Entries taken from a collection
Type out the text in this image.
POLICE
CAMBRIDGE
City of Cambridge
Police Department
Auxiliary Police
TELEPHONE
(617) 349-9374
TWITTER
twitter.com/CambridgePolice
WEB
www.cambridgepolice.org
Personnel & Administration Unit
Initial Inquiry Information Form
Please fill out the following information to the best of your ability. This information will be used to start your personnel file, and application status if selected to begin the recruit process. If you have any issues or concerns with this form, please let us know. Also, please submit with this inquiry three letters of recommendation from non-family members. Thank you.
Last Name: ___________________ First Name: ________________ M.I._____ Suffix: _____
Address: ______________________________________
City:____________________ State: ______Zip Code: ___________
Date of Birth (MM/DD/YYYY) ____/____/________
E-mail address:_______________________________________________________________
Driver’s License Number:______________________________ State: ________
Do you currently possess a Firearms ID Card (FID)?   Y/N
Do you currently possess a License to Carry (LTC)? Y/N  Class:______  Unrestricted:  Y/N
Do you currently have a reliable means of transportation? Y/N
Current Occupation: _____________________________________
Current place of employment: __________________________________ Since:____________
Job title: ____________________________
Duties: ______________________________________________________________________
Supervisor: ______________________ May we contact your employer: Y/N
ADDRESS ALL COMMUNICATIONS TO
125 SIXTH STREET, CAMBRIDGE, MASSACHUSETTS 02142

▶ _WHAT TO WORK ON_
Print the entries exactly. Include every one.

▶ _FINAL RESULT_
Type out the text in this image.
POLICE
CAMBRIDGE
City of Cambridge
Police Department
Auxiliary Police
TELEPHONE
(617) 349-9374
TWITTER
twitter.com/CambridgePolice
WEB
www.cambridgepolice.org
Personnel & Administration Unit
Initial Inquiry Information Form
Please fill out the following information to the best of your ability. This information will be used to start your personnel file, and application status if selected to begin the recruit process. If you have any issues or concerns with this form, please let us know. Also, please submit with this inquiry three letters of recommendation from non-family members. Thank you.
Last Name: ___________________ First Name: ________________ M.I._____ Suffix: _____
Address: ______________________________________
City:____________________ State: ______Zip Code: ___________
Date of Birth (MM/DD/YYYY) ____/____/________
E-mail address:_______________________________________________________________
Driver’s License Number:______________________________ State: ________
Do you currently possess a Firearms ID Card (FID)?   Y/N
Do you currently possess a License to Carry (LTC)? Y/N  Class:______  Unrestricted:  Y/N
Do you currently have a reliable means of transportation? Y/N
Current Occupation: _____________________________________
Current place of employment: __________________________________ Since:____________
Job title: ____________________________
Duties: ______________________________________________________________________
Supervisor: ______________________ May we contact your employer: Y/N
ADDRESS ALL COMMUNICATIONS TO
125 SIXTH STREET, CAMBRIDGE, MASSACHUSETTS 02142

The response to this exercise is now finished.